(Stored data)
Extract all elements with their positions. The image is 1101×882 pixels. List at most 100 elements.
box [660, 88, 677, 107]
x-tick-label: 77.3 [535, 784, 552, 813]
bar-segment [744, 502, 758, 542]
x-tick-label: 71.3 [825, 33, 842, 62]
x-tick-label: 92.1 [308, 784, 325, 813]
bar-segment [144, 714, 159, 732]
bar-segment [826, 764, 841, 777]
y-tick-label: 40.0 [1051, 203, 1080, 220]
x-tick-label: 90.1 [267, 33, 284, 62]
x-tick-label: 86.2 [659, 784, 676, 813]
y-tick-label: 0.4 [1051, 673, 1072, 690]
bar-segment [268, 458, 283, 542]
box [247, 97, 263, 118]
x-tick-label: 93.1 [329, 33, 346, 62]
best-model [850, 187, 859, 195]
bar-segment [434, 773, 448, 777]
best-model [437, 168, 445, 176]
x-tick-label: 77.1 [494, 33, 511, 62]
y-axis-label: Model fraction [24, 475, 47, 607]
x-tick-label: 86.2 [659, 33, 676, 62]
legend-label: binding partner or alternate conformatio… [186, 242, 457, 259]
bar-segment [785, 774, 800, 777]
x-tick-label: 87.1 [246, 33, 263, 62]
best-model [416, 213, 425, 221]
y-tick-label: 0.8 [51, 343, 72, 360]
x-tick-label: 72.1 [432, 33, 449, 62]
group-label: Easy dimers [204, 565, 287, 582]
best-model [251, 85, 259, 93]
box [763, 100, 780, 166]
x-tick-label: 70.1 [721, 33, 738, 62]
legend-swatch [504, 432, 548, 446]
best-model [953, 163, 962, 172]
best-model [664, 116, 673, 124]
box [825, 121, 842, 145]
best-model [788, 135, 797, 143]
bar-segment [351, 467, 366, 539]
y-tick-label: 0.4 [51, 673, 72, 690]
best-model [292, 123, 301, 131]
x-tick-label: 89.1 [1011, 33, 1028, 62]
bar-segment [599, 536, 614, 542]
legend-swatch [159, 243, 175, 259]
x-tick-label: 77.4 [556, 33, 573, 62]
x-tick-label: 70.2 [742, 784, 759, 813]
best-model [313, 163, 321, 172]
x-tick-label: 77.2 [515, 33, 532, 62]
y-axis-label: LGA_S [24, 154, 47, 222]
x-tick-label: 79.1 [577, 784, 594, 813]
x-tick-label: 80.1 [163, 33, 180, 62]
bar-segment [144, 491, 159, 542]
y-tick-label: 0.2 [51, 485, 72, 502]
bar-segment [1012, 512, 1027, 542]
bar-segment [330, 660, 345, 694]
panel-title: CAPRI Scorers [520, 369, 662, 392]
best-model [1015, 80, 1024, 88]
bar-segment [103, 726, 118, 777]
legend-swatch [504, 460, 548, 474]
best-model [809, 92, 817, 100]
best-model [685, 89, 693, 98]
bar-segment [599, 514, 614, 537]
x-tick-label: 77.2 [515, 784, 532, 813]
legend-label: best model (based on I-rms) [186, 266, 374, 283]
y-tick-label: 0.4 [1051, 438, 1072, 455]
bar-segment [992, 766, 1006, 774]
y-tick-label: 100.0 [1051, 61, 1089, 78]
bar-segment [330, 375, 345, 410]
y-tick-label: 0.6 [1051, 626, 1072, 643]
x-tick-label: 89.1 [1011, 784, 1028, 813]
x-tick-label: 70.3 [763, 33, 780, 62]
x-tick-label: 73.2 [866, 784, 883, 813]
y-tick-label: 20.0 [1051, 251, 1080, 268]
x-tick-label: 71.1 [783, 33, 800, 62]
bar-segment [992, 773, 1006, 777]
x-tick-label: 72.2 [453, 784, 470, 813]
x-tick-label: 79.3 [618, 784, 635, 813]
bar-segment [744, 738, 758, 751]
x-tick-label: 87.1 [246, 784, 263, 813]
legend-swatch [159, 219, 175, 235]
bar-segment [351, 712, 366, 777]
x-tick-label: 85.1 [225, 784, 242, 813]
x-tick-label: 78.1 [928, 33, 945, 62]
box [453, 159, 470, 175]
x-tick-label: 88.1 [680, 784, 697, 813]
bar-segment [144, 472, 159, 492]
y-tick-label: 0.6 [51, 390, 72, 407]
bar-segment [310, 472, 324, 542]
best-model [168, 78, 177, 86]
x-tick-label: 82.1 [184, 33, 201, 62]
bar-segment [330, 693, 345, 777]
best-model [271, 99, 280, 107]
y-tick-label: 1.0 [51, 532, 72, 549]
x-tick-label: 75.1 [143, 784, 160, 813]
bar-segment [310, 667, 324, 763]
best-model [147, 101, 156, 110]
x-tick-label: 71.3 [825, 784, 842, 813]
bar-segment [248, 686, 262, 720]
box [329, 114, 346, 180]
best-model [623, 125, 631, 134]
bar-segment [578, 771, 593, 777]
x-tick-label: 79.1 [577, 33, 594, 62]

SHORT PROBLEM: Report every line of the records that contains the string "swatch". Case counts.

THE OUTPUT:
legend-swatch [504, 432, 548, 446]
legend-swatch [159, 243, 175, 259]
legend-swatch [504, 460, 548, 474]
legend-swatch [159, 219, 175, 235]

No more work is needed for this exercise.